Required work:
Leaving out the pictures, retype all the material exactly.

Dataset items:
*-*-*

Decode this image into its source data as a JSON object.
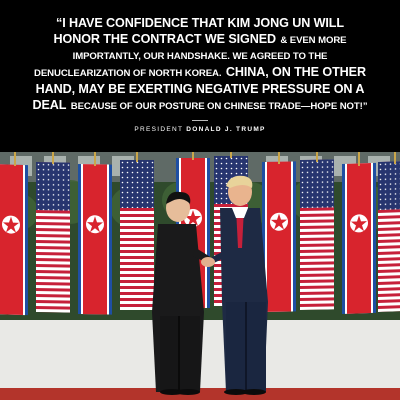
{
  "quote": {
    "line1": "“I HAVE CONFIDENCE THAT KIM JONG UN WILL",
    "line2a": "HONOR THE CONTRACT WE SIGNED",
    "line2b": "& EVEN MORE",
    "line3": "IMPORTANTLY, OUR HANDSHAKE. WE AGREED TO THE",
    "line4a": "DENUCLEARIZATION OF NORTH KOREA.",
    "line4b": "CHINA, ON THE OTHER",
    "line5": "HAND, MAY BE EXERTING NEGATIVE PRESSURE ON A",
    "line6a": "DEAL",
    "line6b": "BECAUSE OF OUR POSTURE ON CHINESE TRADE—HOPE NOT!”"
  },
  "attribution": {
    "role": "PRESIDENT",
    "name": "DONALD J. TRUMP"
  },
  "photo": {
    "subject": "handshake-in-front-of-flags",
    "colors": {
      "nk_red": "#d8242d",
      "nk_blue": "#1f4fa3",
      "us_red": "#c6203a",
      "us_blue": "#27356f",
      "carpet": "#b3342b"
    }
  }
}
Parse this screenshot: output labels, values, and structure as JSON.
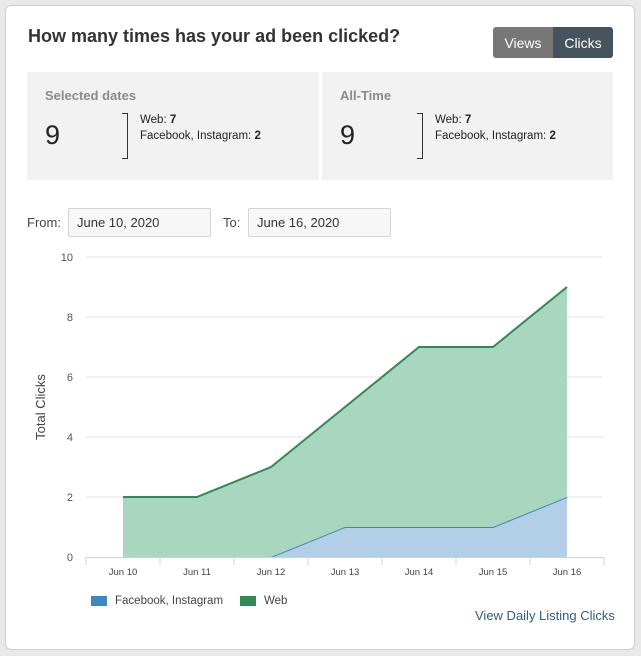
{
  "header": {
    "title": "How many times has your ad been clicked?"
  },
  "toggle": {
    "views_label": "Views",
    "clicks_label": "Clicks",
    "active": "Clicks"
  },
  "stats": {
    "selected": {
      "label": "Selected dates",
      "total": "9",
      "web_label": "Web:",
      "web_value": "7",
      "social_label": "Facebook, Instagram:",
      "social_value": "2"
    },
    "alltime": {
      "label": "All-Time",
      "total": "9",
      "web_label": "Web:",
      "web_value": "7",
      "social_label": "Facebook, Instagram:",
      "social_value": "2"
    }
  },
  "dates": {
    "from_label": "From:",
    "from_value": "June 10, 2020",
    "to_label": "To:",
    "to_value": "June 16, 2020"
  },
  "chart_data": {
    "type": "area",
    "stacked": true,
    "categories": [
      "Jun 10",
      "Jun 11",
      "Jun 12",
      "Jun 13",
      "Jun 14",
      "Jun 15",
      "Jun 16"
    ],
    "series": [
      {
        "name": "Facebook, Instagram",
        "values": [
          0,
          0,
          0,
          1,
          1,
          1,
          2
        ],
        "color": "#3b87c4",
        "fill": "#b3cfe8"
      },
      {
        "name": "Web",
        "values": [
          2,
          2,
          3,
          4,
          6,
          6,
          7
        ],
        "color": "#2e8b57",
        "fill": "#a9d6be"
      }
    ],
    "ylabel": "Total Clicks",
    "ylim": [
      0,
      10
    ],
    "yticks": [
      0,
      2,
      4,
      6,
      8,
      10
    ],
    "grid": true,
    "legend": "bottom-left"
  },
  "footer": {
    "link_label": "View Daily Listing Clicks"
  }
}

*-*-*

Finished exercise:
Decode this image into its source data as a JSON object.
{
  "quote": {
    "line1": "“I HAVE CONFIDENCE THAT KIM JONG UN WILL",
    "line2a": "HONOR THE CONTRACT WE SIGNED",
    "line2b": "& EVEN MORE",
    "line3": "IMPORTANTLY, OUR HANDSHAKE. WE AGREED TO THE",
    "line4a": "DENUCLEARIZATION OF NORTH KOREA.",
    "line4b": "CHINA, ON THE OTHER",
    "line5": "HAND, MAY BE EXERTING NEGATIVE PRESSURE ON A",
    "line6a": "DEAL",
    "line6b": "BECAUSE OF OUR POSTURE ON CHINESE TRADE—HOPE NOT!”"
  },
  "attribution": {
    "role": "PRESIDENT",
    "name": "DONALD J. TRUMP"
  },
  "photo": {
    "subject": "handshake-in-front-of-flags",
    "colors": {
      "nk_red": "#d8242d",
      "nk_blue": "#1f4fa3",
      "us_red": "#c6203a",
      "us_blue": "#27356f",
      "carpet": "#b3342b"
    }
  }
}
Parse this screenshot: output labels, values, and structure as JSON.
{
  "header": {
    "title": "How many times has your ad been clicked?"
  },
  "toggle": {
    "views_label": "Views",
    "clicks_label": "Clicks",
    "active": "Clicks"
  },
  "stats": {
    "selected": {
      "label": "Selected dates",
      "total": "9",
      "web_label": "Web:",
      "web_value": "7",
      "social_label": "Facebook, Instagram:",
      "social_value": "2"
    },
    "alltime": {
      "label": "All-Time",
      "total": "9",
      "web_label": "Web:",
      "web_value": "7",
      "social_label": "Facebook, Instagram:",
      "social_value": "2"
    }
  },
  "dates": {
    "from_label": "From:",
    "from_value": "June 10, 2020",
    "to_label": "To:",
    "to_value": "June 16, 2020"
  },
  "chart_data": {
    "type": "area",
    "stacked": true,
    "categories": [
      "Jun 10",
      "Jun 11",
      "Jun 12",
      "Jun 13",
      "Jun 14",
      "Jun 15",
      "Jun 16"
    ],
    "series": [
      {
        "name": "Facebook, Instagram",
        "values": [
          0,
          0,
          0,
          1,
          1,
          1,
          2
        ],
        "color": "#3b87c4",
        "fill": "#b3cfe8"
      },
      {
        "name": "Web",
        "values": [
          2,
          2,
          3,
          4,
          6,
          6,
          7
        ],
        "color": "#2e8b57",
        "fill": "#a9d6be"
      }
    ],
    "ylabel": "Total Clicks",
    "ylim": [
      0,
      10
    ],
    "yticks": [
      0,
      2,
      4,
      6,
      8,
      10
    ],
    "grid": true,
    "legend": "bottom-left"
  },
  "footer": {
    "link_label": "View Daily Listing Clicks"
  }
}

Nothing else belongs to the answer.